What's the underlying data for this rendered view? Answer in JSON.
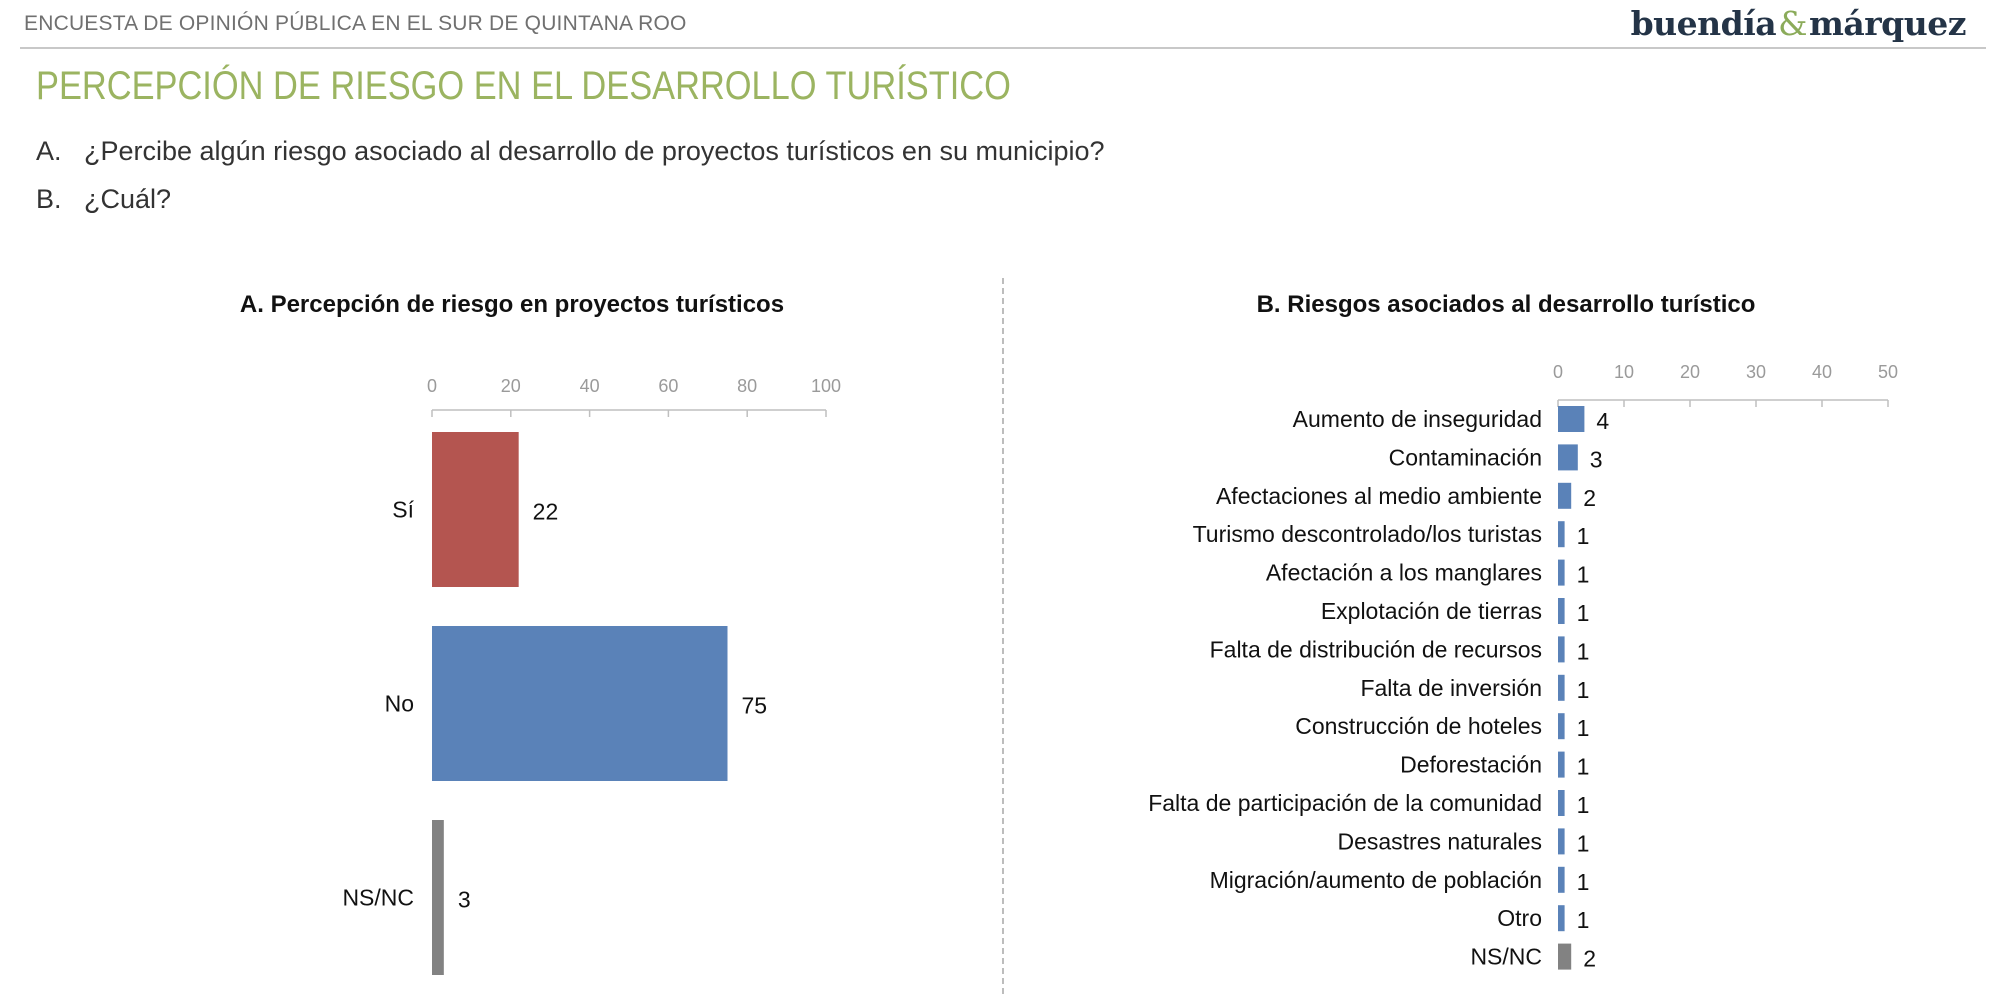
{
  "header": {
    "survey_label": "ENCUESTA DE OPINIÓN PÚBLICA EN EL SUR DE QUINTANA ROO",
    "logo_left": "buendía",
    "logo_amp": "&",
    "logo_right": "márquez"
  },
  "page_title": "PERCEPCIÓN DE RIESGO EN EL DESARROLLO TURÍSTICO",
  "questions": [
    {
      "letter": "A.",
      "text": "¿Percibe algún riesgo asociado al desarrollo de proyectos turísticos en su municipio?"
    },
    {
      "letter": "B.",
      "text": "¿Cuál?"
    }
  ],
  "colors": {
    "red": "#b45550",
    "blue": "#5a82b8",
    "gray": "#828282"
  },
  "chart_data": [
    {
      "type": "bar",
      "orientation": "horizontal",
      "title": "A. Percepción de riesgo en proyectos turísticos",
      "categories": [
        "Sí",
        "No",
        "NS/NC"
      ],
      "values": [
        22,
        75,
        3
      ],
      "bar_colors": [
        "#b45550",
        "#5a82b8",
        "#828282"
      ],
      "xlim": [
        0,
        100
      ],
      "ticks": [
        0,
        20,
        40,
        60,
        80,
        100
      ],
      "axis_position": "top",
      "grid": false
    },
    {
      "type": "bar",
      "orientation": "horizontal",
      "title": "B. Riesgos asociados al desarrollo turístico",
      "categories": [
        "Aumento de inseguridad",
        "Contaminación",
        "Afectaciones al medio ambiente",
        "Turismo descontrolado/los turistas",
        "Afectación a los manglares",
        "Explotación de tierras",
        "Falta de distribución de recursos",
        "Falta de inversión",
        "Construcción de hoteles",
        "Deforestación",
        "Falta de participación de la comunidad",
        "Desastres naturales",
        "Migración/aumento de población",
        "Otro",
        "NS/NC"
      ],
      "values": [
        4,
        3,
        2,
        1,
        1,
        1,
        1,
        1,
        1,
        1,
        1,
        1,
        1,
        1,
        2
      ],
      "bar_colors": [
        "#5a82b8",
        "#5a82b8",
        "#5a82b8",
        "#5a82b8",
        "#5a82b8",
        "#5a82b8",
        "#5a82b8",
        "#5a82b8",
        "#5a82b8",
        "#5a82b8",
        "#5a82b8",
        "#5a82b8",
        "#5a82b8",
        "#5a82b8",
        "#828282"
      ],
      "xlim": [
        0,
        50
      ],
      "ticks": [
        0,
        10,
        20,
        30,
        40,
        50
      ],
      "axis_position": "top",
      "grid": false
    }
  ]
}
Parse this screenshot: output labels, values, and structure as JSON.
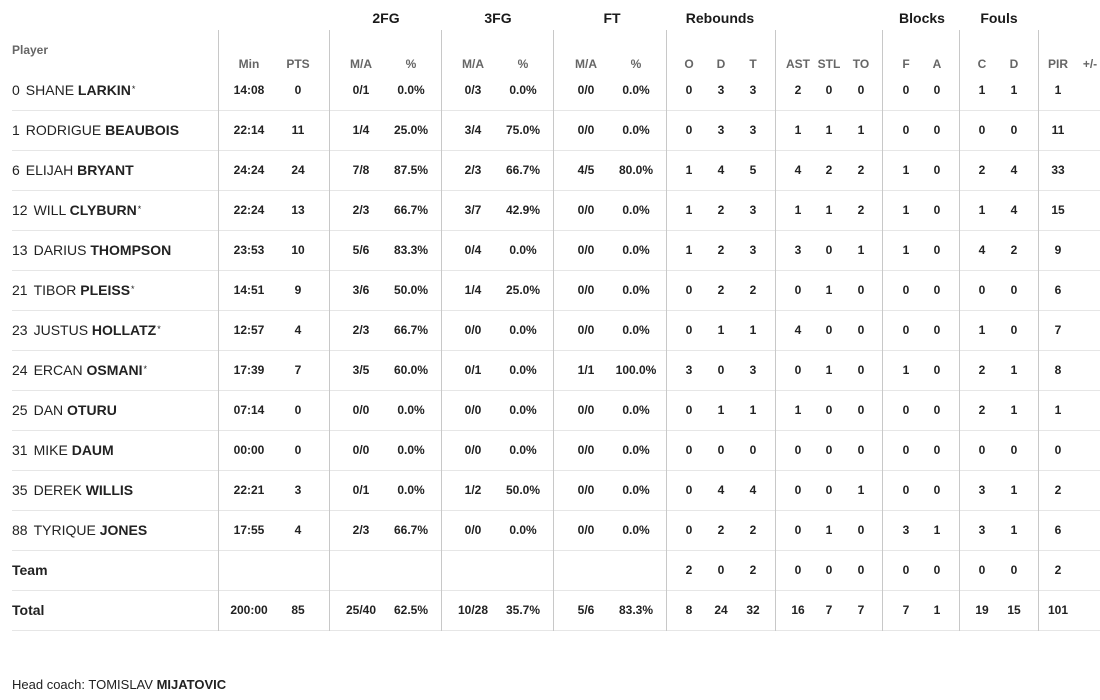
{
  "groups": {
    "fg2": "2FG",
    "fg3": "3FG",
    "ft": "FT",
    "reb": "Rebounds",
    "blk": "Blocks",
    "fls": "Fouls"
  },
  "headers": {
    "player": "Player",
    "min": "Min",
    "pts": "PTS",
    "fg2_ma": "M/A",
    "fg2_pct": "%",
    "fg3_ma": "M/A",
    "fg3_pct": "%",
    "ft_ma": "M/A",
    "ft_pct": "%",
    "o": "O",
    "d": "D",
    "t": "T",
    "ast": "AST",
    "stl": "STL",
    "to": "TO",
    "bf": "F",
    "ba": "A",
    "fc": "C",
    "fd": "D",
    "pir": "PIR",
    "pm": "+/-"
  },
  "players": [
    {
      "num": "0",
      "first": "Shane",
      "last": "Larkin",
      "star": "*",
      "min": "14:08",
      "pts": "0",
      "fg2_ma": "0/1",
      "fg2_pct": "0.0%",
      "fg3_ma": "0/3",
      "fg3_pct": "0.0%",
      "ft_ma": "0/0",
      "ft_pct": "0.0%",
      "o": "0",
      "d": "3",
      "t": "3",
      "ast": "2",
      "stl": "0",
      "to": "0",
      "bf": "0",
      "ba": "0",
      "fc": "1",
      "fd": "1",
      "pir": "1",
      "pm": ""
    },
    {
      "num": "1",
      "first": "Rodrigue",
      "last": "Beaubois",
      "star": "",
      "min": "22:14",
      "pts": "11",
      "fg2_ma": "1/4",
      "fg2_pct": "25.0%",
      "fg3_ma": "3/4",
      "fg3_pct": "75.0%",
      "ft_ma": "0/0",
      "ft_pct": "0.0%",
      "o": "0",
      "d": "3",
      "t": "3",
      "ast": "1",
      "stl": "1",
      "to": "1",
      "bf": "0",
      "ba": "0",
      "fc": "0",
      "fd": "0",
      "pir": "11",
      "pm": ""
    },
    {
      "num": "6",
      "first": "Elijah",
      "last": "Bryant",
      "star": "",
      "min": "24:24",
      "pts": "24",
      "fg2_ma": "7/8",
      "fg2_pct": "87.5%",
      "fg3_ma": "2/3",
      "fg3_pct": "66.7%",
      "ft_ma": "4/5",
      "ft_pct": "80.0%",
      "o": "1",
      "d": "4",
      "t": "5",
      "ast": "4",
      "stl": "2",
      "to": "2",
      "bf": "1",
      "ba": "0",
      "fc": "2",
      "fd": "4",
      "pir": "33",
      "pm": ""
    },
    {
      "num": "12",
      "first": "Will",
      "last": "Clyburn",
      "star": "*",
      "min": "22:24",
      "pts": "13",
      "fg2_ma": "2/3",
      "fg2_pct": "66.7%",
      "fg3_ma": "3/7",
      "fg3_pct": "42.9%",
      "ft_ma": "0/0",
      "ft_pct": "0.0%",
      "o": "1",
      "d": "2",
      "t": "3",
      "ast": "1",
      "stl": "1",
      "to": "2",
      "bf": "1",
      "ba": "0",
      "fc": "1",
      "fd": "4",
      "pir": "15",
      "pm": ""
    },
    {
      "num": "13",
      "first": "Darius",
      "last": "Thompson",
      "star": "",
      "min": "23:53",
      "pts": "10",
      "fg2_ma": "5/6",
      "fg2_pct": "83.3%",
      "fg3_ma": "0/4",
      "fg3_pct": "0.0%",
      "ft_ma": "0/0",
      "ft_pct": "0.0%",
      "o": "1",
      "d": "2",
      "t": "3",
      "ast": "3",
      "stl": "0",
      "to": "1",
      "bf": "1",
      "ba": "0",
      "fc": "4",
      "fd": "2",
      "pir": "9",
      "pm": ""
    },
    {
      "num": "21",
      "first": "Tibor",
      "last": "Pleiss",
      "star": "*",
      "min": "14:51",
      "pts": "9",
      "fg2_ma": "3/6",
      "fg2_pct": "50.0%",
      "fg3_ma": "1/4",
      "fg3_pct": "25.0%",
      "ft_ma": "0/0",
      "ft_pct": "0.0%",
      "o": "0",
      "d": "2",
      "t": "2",
      "ast": "0",
      "stl": "1",
      "to": "0",
      "bf": "0",
      "ba": "0",
      "fc": "0",
      "fd": "0",
      "pir": "6",
      "pm": ""
    },
    {
      "num": "23",
      "first": "Justus",
      "last": "Hollatz",
      "star": "*",
      "min": "12:57",
      "pts": "4",
      "fg2_ma": "2/3",
      "fg2_pct": "66.7%",
      "fg3_ma": "0/0",
      "fg3_pct": "0.0%",
      "ft_ma": "0/0",
      "ft_pct": "0.0%",
      "o": "0",
      "d": "1",
      "t": "1",
      "ast": "4",
      "stl": "0",
      "to": "0",
      "bf": "0",
      "ba": "0",
      "fc": "1",
      "fd": "0",
      "pir": "7",
      "pm": ""
    },
    {
      "num": "24",
      "first": "Ercan",
      "last": "Osmani",
      "star": "*",
      "min": "17:39",
      "pts": "7",
      "fg2_ma": "3/5",
      "fg2_pct": "60.0%",
      "fg3_ma": "0/1",
      "fg3_pct": "0.0%",
      "ft_ma": "1/1",
      "ft_pct": "100.0%",
      "o": "3",
      "d": "0",
      "t": "3",
      "ast": "0",
      "stl": "1",
      "to": "0",
      "bf": "1",
      "ba": "0",
      "fc": "2",
      "fd": "1",
      "pir": "8",
      "pm": ""
    },
    {
      "num": "25",
      "first": "Dan",
      "last": "Oturu",
      "star": "",
      "min": "07:14",
      "pts": "0",
      "fg2_ma": "0/0",
      "fg2_pct": "0.0%",
      "fg3_ma": "0/0",
      "fg3_pct": "0.0%",
      "ft_ma": "0/0",
      "ft_pct": "0.0%",
      "o": "0",
      "d": "1",
      "t": "1",
      "ast": "1",
      "stl": "0",
      "to": "0",
      "bf": "0",
      "ba": "0",
      "fc": "2",
      "fd": "1",
      "pir": "1",
      "pm": ""
    },
    {
      "num": "31",
      "first": "Mike",
      "last": "Daum",
      "star": "",
      "min": "00:00",
      "pts": "0",
      "fg2_ma": "0/0",
      "fg2_pct": "0.0%",
      "fg3_ma": "0/0",
      "fg3_pct": "0.0%",
      "ft_ma": "0/0",
      "ft_pct": "0.0%",
      "o": "0",
      "d": "0",
      "t": "0",
      "ast": "0",
      "stl": "0",
      "to": "0",
      "bf": "0",
      "ba": "0",
      "fc": "0",
      "fd": "0",
      "pir": "0",
      "pm": ""
    },
    {
      "num": "35",
      "first": "Derek",
      "last": "Willis",
      "star": "",
      "min": "22:21",
      "pts": "3",
      "fg2_ma": "0/1",
      "fg2_pct": "0.0%",
      "fg3_ma": "1/2",
      "fg3_pct": "50.0%",
      "ft_ma": "0/0",
      "ft_pct": "0.0%",
      "o": "0",
      "d": "4",
      "t": "4",
      "ast": "0",
      "stl": "0",
      "to": "1",
      "bf": "0",
      "ba": "0",
      "fc": "3",
      "fd": "1",
      "pir": "2",
      "pm": ""
    },
    {
      "num": "88",
      "first": "Tyrique",
      "last": "Jones",
      "star": "",
      "min": "17:55",
      "pts": "4",
      "fg2_ma": "2/3",
      "fg2_pct": "66.7%",
      "fg3_ma": "0/0",
      "fg3_pct": "0.0%",
      "ft_ma": "0/0",
      "ft_pct": "0.0%",
      "o": "0",
      "d": "2",
      "t": "2",
      "ast": "0",
      "stl": "1",
      "to": "0",
      "bf": "3",
      "ba": "1",
      "fc": "3",
      "fd": "1",
      "pir": "6",
      "pm": ""
    }
  ],
  "team": {
    "label": "Team",
    "min": "",
    "pts": "",
    "fg2_ma": "",
    "fg2_pct": "",
    "fg3_ma": "",
    "fg3_pct": "",
    "ft_ma": "",
    "ft_pct": "",
    "o": "2",
    "d": "0",
    "t": "2",
    "ast": "0",
    "stl": "0",
    "to": "0",
    "bf": "0",
    "ba": "0",
    "fc": "0",
    "fd": "0",
    "pir": "2",
    "pm": ""
  },
  "total": {
    "label": "Total",
    "min": "200:00",
    "pts": "85",
    "fg2_ma": "25/40",
    "fg2_pct": "62.5%",
    "fg3_ma": "10/28",
    "fg3_pct": "35.7%",
    "ft_ma": "5/6",
    "ft_pct": "83.3%",
    "o": "8",
    "d": "24",
    "t": "32",
    "ast": "16",
    "stl": "7",
    "to": "7",
    "bf": "7",
    "ba": "1",
    "fc": "19",
    "fd": "15",
    "pir": "101",
    "pm": ""
  },
  "coach": {
    "label": "Head coach:",
    "first": "Tomislav",
    "last": "Mijatovic"
  }
}
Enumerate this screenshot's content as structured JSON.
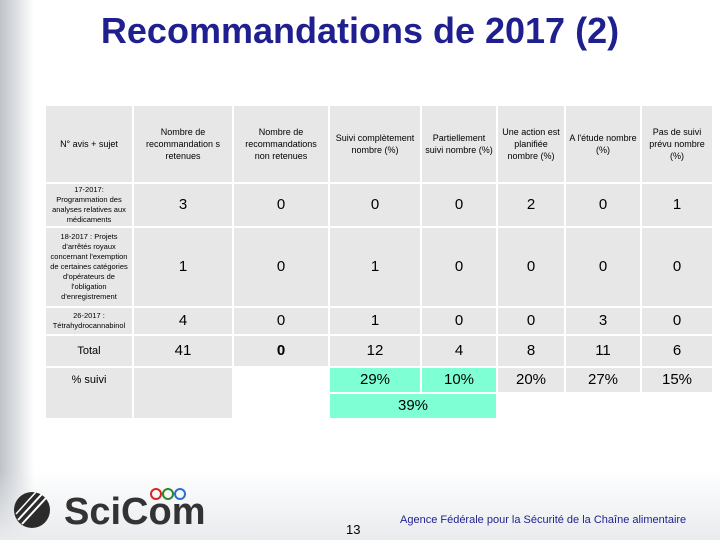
{
  "title": "Recommandations de 2017 (2)",
  "table": {
    "headers": [
      "N° avis + sujet",
      "Nombre de recommandation s retenues",
      "Nombre de recommandations non retenues",
      "Suivi complètement nombre (%)",
      "Partiellement suivi nombre (%)",
      "Une action est planifiée nombre (%)",
      "A l'étude nombre (%)",
      "Pas de suivi prévu nombre (%)"
    ],
    "rows": [
      {
        "label": "17-2017: Programmation des analyses relatives aux médicaments",
        "values": [
          "3",
          "0",
          "0",
          "0",
          "2",
          "0",
          "1"
        ]
      },
      {
        "label": "18-2017 : Projets d'arrêtés royaux concernant l'exemption de certaines catégories d'opérateurs de l'obligation d'enregistrement",
        "values": [
          "1",
          "0",
          "1",
          "0",
          "0",
          "0",
          "0"
        ]
      },
      {
        "label": "26-2017 : Tétrahydrocannabinol",
        "values": [
          "4",
          "0",
          "1",
          "0",
          "0",
          "3",
          "0"
        ]
      }
    ],
    "total": {
      "label": "Total",
      "values": [
        "41",
        "0",
        "12",
        "4",
        "8",
        "11",
        "6"
      ]
    },
    "percent": {
      "label": "% suivi",
      "suivi": "29%",
      "partiel": "10%",
      "combined": "39%",
      "planifiee": "20%",
      "etude": "27%",
      "pas_suivi": "15%"
    }
  },
  "footer": {
    "logo_text": "SciCom",
    "page_number": "13",
    "agency": "Agence Fédérale pour la Sécurité de la Chaîne alimentaire"
  },
  "colors": {
    "title": "#1f1f8f",
    "highlight": "#7fffd4",
    "cell": "#e7e7e7"
  }
}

_____

*What you have to do:* Locate the lines above that contain "this" and copy them.

*The result:*
What's the underlying data for this rendered view? Answer in JSON.
Parse this screenshot: output labels, values, and structure as JSON.
Enumerate this screenshot's content as structured JSON.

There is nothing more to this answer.